- [Instruction]
Read the lines below. Copy out any that hold the string "взрослыми".

- [Records to process]

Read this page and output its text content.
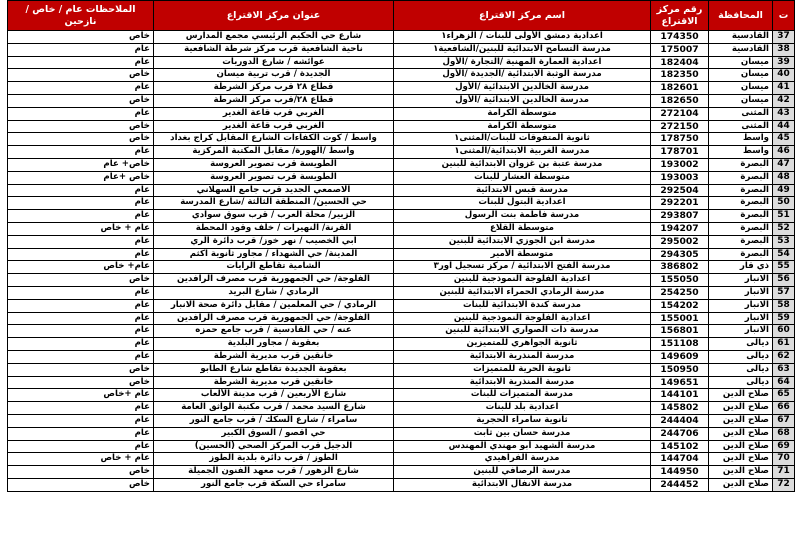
ت	المحافظة	رقم مركز الاقتراع	اسم مركز الاقتراع	عنوان مركز الاقتراع	الملاحظات عام / خاص / نازحين
37	القادسية	174350	اعدادية دمشق الأولى للبنات / الزهراء١	شارع حي الحكيم الرئيسي مجمع المدارس	خاص
38	القادسية	175007	مدرسة التسامح الابتدائية للبنين/الشافعية١	ناحية الشافعية قرب مركز شرطة الشافعية	عام
39	ميسان	182404	اعدادية العمارة المهنية /التجارة /الأول	عوائشه / شارع الدوريات	عام
40	ميسان	182350	مدرسة الوثبة الابتدائية /الجديدة /الأول	الجديدة / قرب تربية ميسان	خاص
41	ميسان	182601	مدرسة الخالدين الابتدائية /الأول	قطاع ٢٨ قرب مركز الشرطة	عام
42	ميسان	182650	مدرسة الخالدين الابتدائية /الأول	قطاع ٢٨/قرب مركز الشرطة	خاص
43	المثنى	272104	متوسطة الكرامة	الغربي قرب قاعة الغدير	عام
44	المثنى	272150	متوسطة الكرامة	الغربي قرب قاعة الغدير	خاص
45	واسط	178750	ثانوية المتفوقات للبنات/المثنى١	واسط / كوت الكفاءات الشارع المقابل كراج بغداد	خاص
46	واسط	178701	مدرسة الغربية الابتدائية/المثنى١	واسط /الهورة/ مقابل المكتبة المركزية	عام
47	البصرة	193002	مدرسة عتبة بن غزوان الابتدائية للبنين	الطويسة قرب تصوير العروسة	خاص+ عام
48	البصرة	193003	متوسطة العشار للبنات	الطويسة قرب تصوير العروسة	خاص +عام
49	البصرة	292504	مدرسة قبس الابتدائية	الاصمعي الجديد قرب جامع السهلاني	عام
50	البصرة	292201	اعدادية البتول للبنات	حي الحسين/ المنطقة الثالثة /شارع المدرسة	عام
51	البصرة	293807	مدرسة فاطمة بنت الرسول	الزبير/ محلة العرب / قرب سوق سوادي	عام
52	البصرة	194207	متوسطة القلاع	القرنة/ النهيرات / خلف وقود المحطة	عام + خاص
53	البصرة	295002	مدرسة ابن الجوزي الابتدائية للبنين	ابي الخصيب / نهر خوز/ قرب دائرة الري	عام
54	البصرة	294305	متوسطة الأمير	المدينة/ حي الشهداء / مجاور ثانوية اكثم	عام
55	ذي قار	386802	مدرسة الفتح الابتدائية / مركز تسجيل اور٣	الشامية تقاطع الرايات	عام+ خاص
56	الانبار	155050	اعدادية الفلوجة النموذجية للبنين	الفلوجة/ حي الجمهورية قرب مصرف الرافدين	خاص
57	الانبار	254250	مدرسة الرمادي الحمراء الابتدائية للبنين	الرمادي / شارع البريد	عام
58	الانبار	154202	مدرسة كندة الابتدائية للبنات	الرمادي / حي المعلمين / مقابل دائرة صحة الانبار	عام
59	الانبار	155001	اعدادية الفلوجة النموذجية للبنين	الفلوجة/ حي الجمهورية قرب مصرف الرافدين	عام
60	الانبار	156801	مدرسة ذات الصواري الابتدائية للبنين	عنه / حي القادسية / قرب جامع حمزه	عام
61	ديالى	151108	ثانوية الجواهري للمتميزين	بعقوبة / مجاور البلدية	عام
62	ديالى	149609	مدرسة المنذرية الابتدائية	خانقين قرب مديرية الشرطة	عام
63	ديالى	150950	ثانوية الحرية للمتميزات	بعقوبة الجديدة تقاطع شارع الطابو	خاص
64	ديالى	149651	مدرسة المنذرية الابتدائية	خانقين قرب مديرية الشرطة	خاص
65	صلاح الدين	144101	مدرسة المتميزات للبنات	شارع الأربعين / قرب مدينة الألعاب	عام +خاص
66	صلاح الدين	145802	اعدادية بلد للبنات	شارع السيد محمد / قرب مكتبة الواثق العامة	عام
67	صلاح الدين	244404	ثانوية سامراء الحجرية	سامراء / شارع السكك / قرب جامع النور	عام
68	صلاح الدين	244706	مدرسة حسان بين ثابت	حي اقصو / السوق الكبير	عام
69	صلاح الدين	145102	مدرسة الشهيد أبو مهندي المهندس	الدجيل قرب المركز الصحي (الحسين)	عام
70	صلاح الدين	144704	مدرسة الفراهيدي	الطوز / قرب دائرة بلدية الطوز	عام + خاص
71	صلاح الدين	144950	مدرسة الرصافي للبنين	شارع الزهور / قرب معهد الفنون الجميلة	خاص
72	صلاح الدين	244452	مدرسة الانفال الابتدائية	سامراء حي السكة قرب جامع النور	خاص
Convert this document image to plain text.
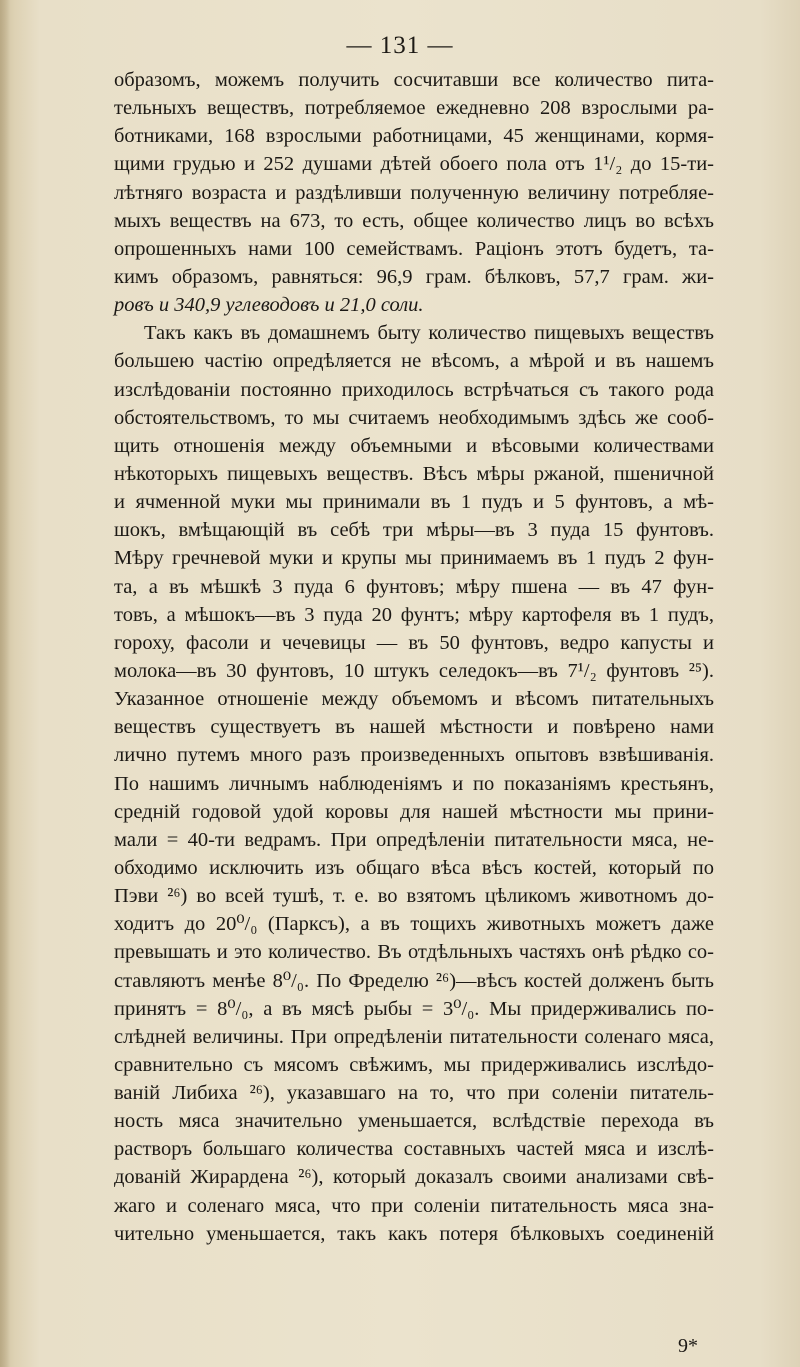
— 131 —
образомъ, можемъ получить сосчитавши все количество пита-
тельныхъ веществъ, потребляемое ежедневно 208 взрослыми ра-
ботниками, 168 взрослыми работницами, 45 женщинами, кормя-
щими грудью и 252 душами дѣтей обоего пола отъ 1¹/₂ до 15-ти-
лѣтняго возраста и раздѣливши полученную величину потребляе-
мыхъ веществъ на 673, то есть, общее количество лицъ во всѣхъ
опрошенныхъ нами 100 семействамъ. Раціонъ этотъ будетъ, та-
кимъ образомъ, равняться: 96,9 грам. бѣлковъ, 57,7 грам. жи-
ровъ и 340,9 углеводовъ и 21,0 соли.
Такъ какъ въ домашнемъ быту количество пищевыхъ веществъ
большею частію опредѣляется не вѣсомъ, а мѣрой и въ нашемъ
изслѣдованіи постоянно приходилось встрѣчаться съ такого рода
обстоятельствомъ, то мы считаемъ необходимымъ здѣсь же сооб-
щить отношенія между объемными и вѣсовыми количествами
нѣкоторыхъ пищевыхъ веществъ. Вѣсъ мѣры ржаной, пшеничной
и ячменной муки мы принимали въ 1 пудъ и 5 фунтовъ, а мѣ-
шокъ, вмѣщающій въ себѣ три мѣры—въ 3 пуда 15 фунтовъ.
Мѣру гречневой муки и крупы мы принимаемъ въ 1 пудъ 2 фун-
та, а въ мѣшкѣ 3 пуда 6 фунтовъ; мѣру пшена — въ 47 фун-
товъ, а мѣшокъ—въ 3 пуда 20 фунтъ; мѣру картофеля въ 1 пудъ,
гороху, фасоли и чечевицы — въ 50 фунтовъ, ведро капусты и
молока—въ 30 фунтовъ, 10 штукъ селедокъ—въ 7¹/₂ фунтовъ ²⁵).
Указанное отношеніе между объемомъ и вѣсомъ питательныхъ
веществъ существуетъ въ нашей мѣстности и повѣрено нами
лично путемъ много разъ произведенныхъ опытовъ взвѣшиванія.
По нашимъ личнымъ наблюденіямъ и по показаніямъ крестьянъ,
средній годовой удой коровы для нашей мѣстности мы прини-
мали = 40-ти ведрамъ. При опредѣленіи питательности мяса, не-
обходимо исключить изъ общаго вѣса вѣсъ костей, который по
Пэви ²⁶) во всей тушѣ, т. е. во взятомъ цѣликомъ животномъ до-
ходитъ до 20⁰/₀ (Парксъ), а въ тощихъ животныхъ можетъ даже
превышать и это количество. Въ отдѣльныхъ частяхъ онѣ рѣдко со-
ставляютъ менѣе 8⁰/₀. По Фределю ²⁶)—вѣсъ костей долженъ быть
принятъ = 8⁰/₀, а въ мясѣ рыбы = 3⁰/₀. Мы придерживались по-
слѣдней величины. При опредѣленіи питательности соленаго мяса,
сравнительно съ мясомъ свѣжимъ, мы придерживались изслѣдо-
ваній Либиха ²⁶), указавшаго на то, что при соленіи питатель-
ность мяса значительно уменьшается, вслѣдствіе перехода въ
растворъ большаго количества составныхъ частей мяса и изслѣ-
дованій Жирардена ²⁶), который доказалъ своими анализами свѣ-
жаго и соленаго мяса, что при соленіи питательность мяса зна-
чительно уменьшается, такъ какъ потеря бѣлковыхъ соединеній
9*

- [Complete answer]
тельныхъ веществъ, потребляемое ежедневно 208 взрослыми ра-
ботниками, 168 взрослыми работницами, 45 женщинами, кормя-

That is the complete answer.